Hey y'all,
For the past little while I've been working on a technical overview doc for #3600 (Prevent redirects from transmitting+storing cookies+identifiers) detailing the problems, scenarios and possible solutions. Please take a look and feel free to comment, edit or add!
Link: https://storm.torproject.org/grain/X4nhdNqR9fGRc7sgTefFkg/
best, -Richard
And here's a link that actually works: https://storm.torproject.org/shared/Kw99Ow0ExZFFC6FKD5CeryfVFAoAL9Z_iEVlflI0...
On 10/26/18 1:34 PM, Richard Pospesel wrote:
Hey y'all,
For the past little while I've been working on a technical overview doc for #3600 (Prevent redirects from transmitting+storing cookies+identifiers) detailing the problems, scenarios and possible solutions. Please take a look and feel free to comment, edit or add!
Link: https://storm.torproject.org/grain/X4nhdNqR9fGRc7sgTefFkg/
best, -Richard _______________________________________________ tor-dev mailing list tor-dev@lists.torproject.org https://lists.torproject.org/cgi-bin/mailman/listinfo/tor-dev
I spent some time reading through the Mix and Match proposal. I'm not sure I understand it.

**Dataset entries**

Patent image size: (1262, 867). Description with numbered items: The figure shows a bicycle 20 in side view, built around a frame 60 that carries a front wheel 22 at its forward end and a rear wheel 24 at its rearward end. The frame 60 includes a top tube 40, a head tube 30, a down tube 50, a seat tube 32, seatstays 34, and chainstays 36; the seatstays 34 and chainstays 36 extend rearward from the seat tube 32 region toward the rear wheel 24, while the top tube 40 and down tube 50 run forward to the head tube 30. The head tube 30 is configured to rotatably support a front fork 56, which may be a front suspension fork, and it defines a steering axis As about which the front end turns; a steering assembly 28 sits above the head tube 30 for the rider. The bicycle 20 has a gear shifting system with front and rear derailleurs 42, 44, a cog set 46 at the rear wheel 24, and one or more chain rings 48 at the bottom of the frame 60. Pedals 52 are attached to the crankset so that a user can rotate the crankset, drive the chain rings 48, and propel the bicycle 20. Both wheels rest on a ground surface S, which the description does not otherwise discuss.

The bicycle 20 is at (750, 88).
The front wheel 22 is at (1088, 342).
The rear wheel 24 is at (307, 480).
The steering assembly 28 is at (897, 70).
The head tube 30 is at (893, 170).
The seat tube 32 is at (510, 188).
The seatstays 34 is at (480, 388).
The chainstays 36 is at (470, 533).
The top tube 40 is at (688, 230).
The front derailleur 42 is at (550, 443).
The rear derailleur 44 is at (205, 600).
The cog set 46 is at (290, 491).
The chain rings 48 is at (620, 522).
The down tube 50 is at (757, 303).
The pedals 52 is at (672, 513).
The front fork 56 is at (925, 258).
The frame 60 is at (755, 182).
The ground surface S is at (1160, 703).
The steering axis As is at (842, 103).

**Task instructions**
(a) In the mailing list thread about redirect cookies, what does ticket #3600 aim to prevent?
(b) Carry on the mailing list thread about ticket #3600 and redirect cookies from its last line.

**Responses by task**
(a) It aims to prevent redirects from transmitting and storing cookies and identifiers.

(b)
In particular, I am confused about:
The proposal seems to focus heavily on what we do with state we receive as part of the redirect. Do we promote it, do we leave it double keyed. It doesn't seem to explain how we choose what state to _send_. For example:
For instance, in a redirect chain from foo.com -> tracker.com -> bar.com, the tracker.com cookies will be double keyed foo.com|tracker.com, while the bar.com cookies will be double keyed foo.com|bar.com. However, after the user begins to interact with bar.com, bar.com is promoted to be the First Party Domain, and Cookies set on the initial redirect need to be moved under the bar.com key.
When we send a request to foo.com, I assume we will send any current cookies we have keyed under foo.com|foo.com[0]. When we receive a redirect to tracker.com - how do we choose what state to send? We don't know head of time whether it will give us a redirect or not, so are we sending it any state we have under tracker.com|tracker.com (treating it as a first party) or are we sending it any state we have under foo.com|tracker.com?
The latter is better for privacy; but it would require you to re-sign-in via Oauth a lot (pretend tracker.com is oauth.com); and I'm nervous it would break login flows. Especially if you interact with oauth.com and that seems to promote it into oauth.com|oauth.com and then you later go through foo.com|oauth.com and there's no state there...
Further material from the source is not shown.